● Supplied text
╔══

17. In my view, the court a quo conflated the allegations against the accused 1 with the allegations against the appellant. The evidence points to the fact that whilst the appellant was involved in the administration of the offending website and probably had received monies obtained through the sale of pornographic material, she was not the primary offender.
18. There are no minimum sentences applicable in this case, and although the charges against her and accused are serious, it is not a foregone conclusion that if convicted, the appellant will necessarily receive a custodial sentence. It would not, in my view, be in the interest of justice to deny her bail. During the course of argument, Ms Ryan, who appeared for the state, informed the court that the investigation has proceeded and come to a conclusion.
19. In further argument that was heard by the court just before it was about to deliver its judgment, the court drew Ms Ryan’s attention to the fact that the initial bail application was heard in February 2025. Some eight months have lapsed since this bail appeal has been heard. The state was invited (before the handing down of this judgment), to submit a further affidavit disclosing any new information in the state’s possession that may affect the court’s decision in granting bail. Ms Ryan informed the court that she did not believe this was procedurally correct and she declined the court’s invitation in this regard. She only made further submissions to the court that the proposed amount of bail offered by the appellant was not commensurate with the seriousness of the offence, and she asked that bail in the amount of fifty thousand rand be set. Whilst taking cognisance of the seriousness of the offence, I am of the view that bail should not be set at an amount that would effectively deprive the appellant of the opportunity to be released on bail.

╚══

● What to work on
1. In the bail appeal judgment, what amount of bail did Ms Ryan ask the court to set?
2. Extend the bail appeal judgment onward from its final sentence, keeping its numbered-paragraph style and judicial voice.

● Given data
╔══

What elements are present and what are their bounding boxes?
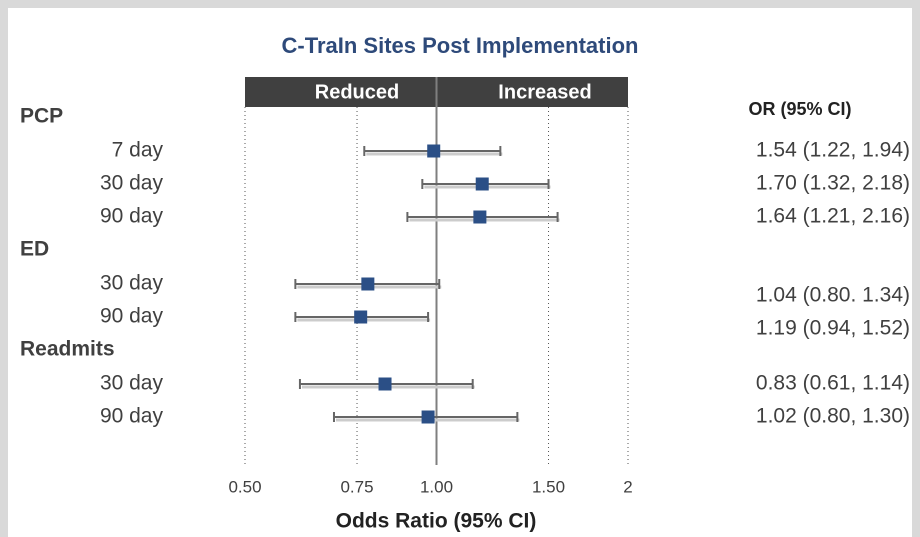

╚══

● Expected outputs
1. Fifty thousand rand.

2.
20. In all the circumstances, in my view, the magistrate erred in finding that it would not be in the interest of justice to admit the appellant to bail.
21. The appellant has agreed to subject herself to stringent bail conditions. The bail application in the lower court was heard decided in February 2025. It may be that since then, the state has been able to obtain further information from electronic devices used by the applicant and accused 1 to operate the alleged illegal website. Such information may reveal the existence of crypto wallets and cryptocurrency. The search for and processing of such information requires special forensic skill in computer technology. If further information is available that requires that appellant’s co-operation with the handing over of passwords, log on details, crypto currency serial numbers and other information, the appellant has undertaken to cooperate with the investigating officer. If she does not cooperate, the state can again approach the court for a reconsideration of bail. I propose to include, as part of this order, a digital lockdown on the appellant that will prohibit her from accessing the internet. The defence acknowledges that such lockdown would be difficult to monitor and check up on. This may be so. Before the appellant is released she must sign a declaration that she undertakes and swears that she will abide by the conditions relating to the prohibition against her accessing the internet. She must acknowledge that if she breaches these conditions her bail may be revoked and she may be returned to prison pending the finalisation of her trial.
22. In the circumstances, I make the following order.
1) The appeal is upheld.
2) The decision of the court a quo refusing to admit the appellant to bail is set aside.
3) The appellant is granted bail in the amount of fifteen thousand rand subject to the following conditions:
3.1) The appellant must surrender her passport to the investigating officer.
3.2) The appellant shall reside at [...], Pretoria and shall not be permitted to leave Gauteng without the written permission of the investigating officer. If the appellant changes her residential address she shall first inform the investigating officer and seek his written permission.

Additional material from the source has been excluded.